Find and copy every line in the records that includes the string "background".

### [DATA LINES]

= = = =

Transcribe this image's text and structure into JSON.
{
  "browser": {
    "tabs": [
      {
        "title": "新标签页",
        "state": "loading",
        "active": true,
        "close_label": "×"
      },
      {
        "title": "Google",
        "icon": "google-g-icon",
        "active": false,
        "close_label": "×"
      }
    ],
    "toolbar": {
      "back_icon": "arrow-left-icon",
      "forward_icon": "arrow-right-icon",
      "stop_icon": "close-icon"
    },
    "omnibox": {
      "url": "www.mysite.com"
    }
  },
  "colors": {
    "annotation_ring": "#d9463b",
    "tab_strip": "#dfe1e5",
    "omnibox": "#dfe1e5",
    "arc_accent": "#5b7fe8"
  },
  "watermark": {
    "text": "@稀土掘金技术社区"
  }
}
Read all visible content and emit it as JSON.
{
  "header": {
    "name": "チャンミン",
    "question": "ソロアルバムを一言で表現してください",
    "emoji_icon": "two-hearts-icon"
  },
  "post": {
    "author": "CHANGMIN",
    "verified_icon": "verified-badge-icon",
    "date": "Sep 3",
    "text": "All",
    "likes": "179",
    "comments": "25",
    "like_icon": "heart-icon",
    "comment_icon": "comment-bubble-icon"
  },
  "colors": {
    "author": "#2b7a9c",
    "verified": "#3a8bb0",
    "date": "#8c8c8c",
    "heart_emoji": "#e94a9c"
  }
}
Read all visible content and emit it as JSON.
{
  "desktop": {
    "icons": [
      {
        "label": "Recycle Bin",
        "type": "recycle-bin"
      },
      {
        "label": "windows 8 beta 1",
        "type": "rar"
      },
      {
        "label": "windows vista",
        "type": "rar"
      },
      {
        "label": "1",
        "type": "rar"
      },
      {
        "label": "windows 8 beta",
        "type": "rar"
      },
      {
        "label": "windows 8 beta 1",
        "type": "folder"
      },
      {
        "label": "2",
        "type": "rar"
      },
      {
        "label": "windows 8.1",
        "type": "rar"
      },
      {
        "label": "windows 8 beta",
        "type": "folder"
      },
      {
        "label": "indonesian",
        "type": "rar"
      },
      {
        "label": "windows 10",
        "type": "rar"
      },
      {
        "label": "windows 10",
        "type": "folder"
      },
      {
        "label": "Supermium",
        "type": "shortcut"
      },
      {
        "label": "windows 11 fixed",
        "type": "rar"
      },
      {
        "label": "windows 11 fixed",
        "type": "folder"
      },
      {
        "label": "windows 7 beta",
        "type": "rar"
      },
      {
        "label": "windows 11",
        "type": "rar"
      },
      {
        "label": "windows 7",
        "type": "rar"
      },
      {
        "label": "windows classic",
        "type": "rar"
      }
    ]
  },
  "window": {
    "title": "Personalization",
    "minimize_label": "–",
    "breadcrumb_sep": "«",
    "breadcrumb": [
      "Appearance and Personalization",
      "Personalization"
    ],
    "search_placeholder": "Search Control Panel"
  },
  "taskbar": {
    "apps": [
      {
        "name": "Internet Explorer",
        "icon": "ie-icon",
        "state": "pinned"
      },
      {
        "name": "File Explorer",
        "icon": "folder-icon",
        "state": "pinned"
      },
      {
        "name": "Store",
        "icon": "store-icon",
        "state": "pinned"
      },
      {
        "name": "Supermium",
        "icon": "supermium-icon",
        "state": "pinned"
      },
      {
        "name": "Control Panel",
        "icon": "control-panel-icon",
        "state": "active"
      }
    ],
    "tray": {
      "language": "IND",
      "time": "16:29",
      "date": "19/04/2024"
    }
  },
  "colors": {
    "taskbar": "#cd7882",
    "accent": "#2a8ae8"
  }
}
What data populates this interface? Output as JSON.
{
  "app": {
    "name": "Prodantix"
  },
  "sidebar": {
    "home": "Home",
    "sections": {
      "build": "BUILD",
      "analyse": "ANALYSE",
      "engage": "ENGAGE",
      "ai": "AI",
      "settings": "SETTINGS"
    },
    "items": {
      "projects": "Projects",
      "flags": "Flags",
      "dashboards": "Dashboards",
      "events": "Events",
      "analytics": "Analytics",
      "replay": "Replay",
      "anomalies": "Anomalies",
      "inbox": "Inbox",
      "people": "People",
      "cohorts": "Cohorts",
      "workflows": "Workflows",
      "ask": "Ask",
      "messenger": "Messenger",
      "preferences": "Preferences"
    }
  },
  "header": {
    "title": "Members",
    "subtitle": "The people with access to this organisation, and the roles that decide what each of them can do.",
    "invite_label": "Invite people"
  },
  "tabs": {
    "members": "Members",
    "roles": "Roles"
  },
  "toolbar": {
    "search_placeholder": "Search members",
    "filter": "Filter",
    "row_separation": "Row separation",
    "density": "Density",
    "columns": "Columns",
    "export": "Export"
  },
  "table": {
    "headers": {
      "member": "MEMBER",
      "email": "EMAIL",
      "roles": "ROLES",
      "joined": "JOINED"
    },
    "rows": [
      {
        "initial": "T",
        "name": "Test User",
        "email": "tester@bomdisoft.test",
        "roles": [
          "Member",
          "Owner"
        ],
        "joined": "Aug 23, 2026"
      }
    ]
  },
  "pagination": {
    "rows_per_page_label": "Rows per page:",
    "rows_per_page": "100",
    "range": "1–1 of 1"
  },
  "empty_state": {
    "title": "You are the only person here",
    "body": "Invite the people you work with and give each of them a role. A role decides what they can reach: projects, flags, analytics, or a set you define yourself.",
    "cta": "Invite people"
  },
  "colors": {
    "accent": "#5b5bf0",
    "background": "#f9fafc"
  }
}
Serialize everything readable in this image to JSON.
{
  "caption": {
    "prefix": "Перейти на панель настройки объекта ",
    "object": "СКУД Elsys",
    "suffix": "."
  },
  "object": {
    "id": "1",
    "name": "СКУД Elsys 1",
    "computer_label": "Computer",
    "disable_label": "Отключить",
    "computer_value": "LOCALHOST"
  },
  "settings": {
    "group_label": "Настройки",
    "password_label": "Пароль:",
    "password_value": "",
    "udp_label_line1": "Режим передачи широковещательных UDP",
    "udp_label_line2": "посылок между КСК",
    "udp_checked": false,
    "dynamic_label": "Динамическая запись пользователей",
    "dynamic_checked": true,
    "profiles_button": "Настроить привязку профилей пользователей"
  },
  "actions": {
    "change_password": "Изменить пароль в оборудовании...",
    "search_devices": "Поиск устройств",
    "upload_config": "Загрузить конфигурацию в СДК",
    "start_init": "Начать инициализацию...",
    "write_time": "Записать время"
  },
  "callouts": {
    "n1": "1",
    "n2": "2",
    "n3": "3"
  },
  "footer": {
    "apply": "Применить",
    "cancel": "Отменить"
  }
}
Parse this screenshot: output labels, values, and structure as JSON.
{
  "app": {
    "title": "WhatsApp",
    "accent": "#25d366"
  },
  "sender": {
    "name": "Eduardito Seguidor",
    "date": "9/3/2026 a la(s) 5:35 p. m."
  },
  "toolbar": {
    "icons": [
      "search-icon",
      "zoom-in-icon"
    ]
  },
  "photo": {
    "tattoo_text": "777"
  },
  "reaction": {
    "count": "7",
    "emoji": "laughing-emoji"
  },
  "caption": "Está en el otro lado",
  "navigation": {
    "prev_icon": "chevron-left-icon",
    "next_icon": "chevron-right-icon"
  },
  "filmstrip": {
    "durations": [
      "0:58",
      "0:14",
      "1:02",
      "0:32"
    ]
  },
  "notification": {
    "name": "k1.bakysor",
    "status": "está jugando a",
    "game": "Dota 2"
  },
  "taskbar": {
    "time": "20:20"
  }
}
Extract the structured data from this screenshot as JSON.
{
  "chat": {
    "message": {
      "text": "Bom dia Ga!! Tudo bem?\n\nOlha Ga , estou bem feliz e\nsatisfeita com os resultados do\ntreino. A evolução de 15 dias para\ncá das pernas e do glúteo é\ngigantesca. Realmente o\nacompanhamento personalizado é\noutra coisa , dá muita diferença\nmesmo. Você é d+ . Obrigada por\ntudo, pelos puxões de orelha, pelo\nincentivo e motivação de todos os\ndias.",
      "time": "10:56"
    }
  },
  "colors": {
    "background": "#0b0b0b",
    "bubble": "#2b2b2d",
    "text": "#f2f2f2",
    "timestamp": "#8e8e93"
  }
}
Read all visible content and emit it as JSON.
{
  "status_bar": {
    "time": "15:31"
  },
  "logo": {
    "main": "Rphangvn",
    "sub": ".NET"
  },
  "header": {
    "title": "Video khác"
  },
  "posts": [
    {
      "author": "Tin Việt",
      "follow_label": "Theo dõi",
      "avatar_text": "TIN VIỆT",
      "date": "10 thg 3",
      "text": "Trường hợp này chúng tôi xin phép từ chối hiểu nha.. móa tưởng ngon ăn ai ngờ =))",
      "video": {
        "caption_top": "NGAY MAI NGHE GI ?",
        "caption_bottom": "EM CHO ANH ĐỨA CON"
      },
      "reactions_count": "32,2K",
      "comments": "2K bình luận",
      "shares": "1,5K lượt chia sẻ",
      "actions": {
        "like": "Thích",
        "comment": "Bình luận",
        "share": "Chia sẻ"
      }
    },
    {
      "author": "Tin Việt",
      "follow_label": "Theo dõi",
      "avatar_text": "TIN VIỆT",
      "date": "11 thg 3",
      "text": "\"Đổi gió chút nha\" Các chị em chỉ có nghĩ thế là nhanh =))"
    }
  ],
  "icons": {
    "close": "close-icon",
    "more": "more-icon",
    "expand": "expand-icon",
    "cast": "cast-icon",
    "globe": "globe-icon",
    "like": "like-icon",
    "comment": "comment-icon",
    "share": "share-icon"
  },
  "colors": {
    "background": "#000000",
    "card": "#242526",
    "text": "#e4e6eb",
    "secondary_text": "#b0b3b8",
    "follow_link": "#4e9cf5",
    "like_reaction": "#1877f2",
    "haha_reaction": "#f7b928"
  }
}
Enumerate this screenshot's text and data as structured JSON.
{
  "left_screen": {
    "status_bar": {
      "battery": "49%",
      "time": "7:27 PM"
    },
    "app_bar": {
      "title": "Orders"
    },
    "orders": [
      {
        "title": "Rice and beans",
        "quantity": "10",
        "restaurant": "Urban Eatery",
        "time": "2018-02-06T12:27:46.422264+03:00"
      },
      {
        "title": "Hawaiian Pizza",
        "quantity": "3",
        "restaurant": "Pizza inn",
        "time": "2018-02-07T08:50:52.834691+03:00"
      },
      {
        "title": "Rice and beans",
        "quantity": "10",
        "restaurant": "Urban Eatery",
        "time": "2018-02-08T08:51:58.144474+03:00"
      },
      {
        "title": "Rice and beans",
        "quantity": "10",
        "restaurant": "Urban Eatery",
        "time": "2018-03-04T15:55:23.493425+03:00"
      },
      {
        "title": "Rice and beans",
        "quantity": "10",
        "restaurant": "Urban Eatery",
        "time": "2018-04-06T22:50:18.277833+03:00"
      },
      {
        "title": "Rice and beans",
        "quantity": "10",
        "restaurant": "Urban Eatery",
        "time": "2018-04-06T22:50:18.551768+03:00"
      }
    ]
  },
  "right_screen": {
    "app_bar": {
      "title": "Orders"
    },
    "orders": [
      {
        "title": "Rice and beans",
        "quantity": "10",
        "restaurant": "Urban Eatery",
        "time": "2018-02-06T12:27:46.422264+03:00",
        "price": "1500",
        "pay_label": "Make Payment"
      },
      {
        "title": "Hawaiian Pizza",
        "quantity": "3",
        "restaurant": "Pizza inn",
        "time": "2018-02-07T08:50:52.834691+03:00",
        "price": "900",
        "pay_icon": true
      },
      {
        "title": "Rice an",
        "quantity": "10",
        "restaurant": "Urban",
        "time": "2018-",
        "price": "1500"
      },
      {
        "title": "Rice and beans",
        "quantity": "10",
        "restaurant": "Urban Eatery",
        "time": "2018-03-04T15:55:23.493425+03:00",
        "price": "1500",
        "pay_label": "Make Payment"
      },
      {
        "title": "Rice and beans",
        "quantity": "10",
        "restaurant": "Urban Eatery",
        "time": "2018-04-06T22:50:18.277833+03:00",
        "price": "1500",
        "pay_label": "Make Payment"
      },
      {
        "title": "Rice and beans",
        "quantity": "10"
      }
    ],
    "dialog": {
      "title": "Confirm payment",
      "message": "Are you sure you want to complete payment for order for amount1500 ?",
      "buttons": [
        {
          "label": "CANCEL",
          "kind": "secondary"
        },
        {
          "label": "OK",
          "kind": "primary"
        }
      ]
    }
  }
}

= = = =

### [TASK RESULT]
    "background": "#f9fafc"
    "background": "#0b0b0b",
    "background": "#000000",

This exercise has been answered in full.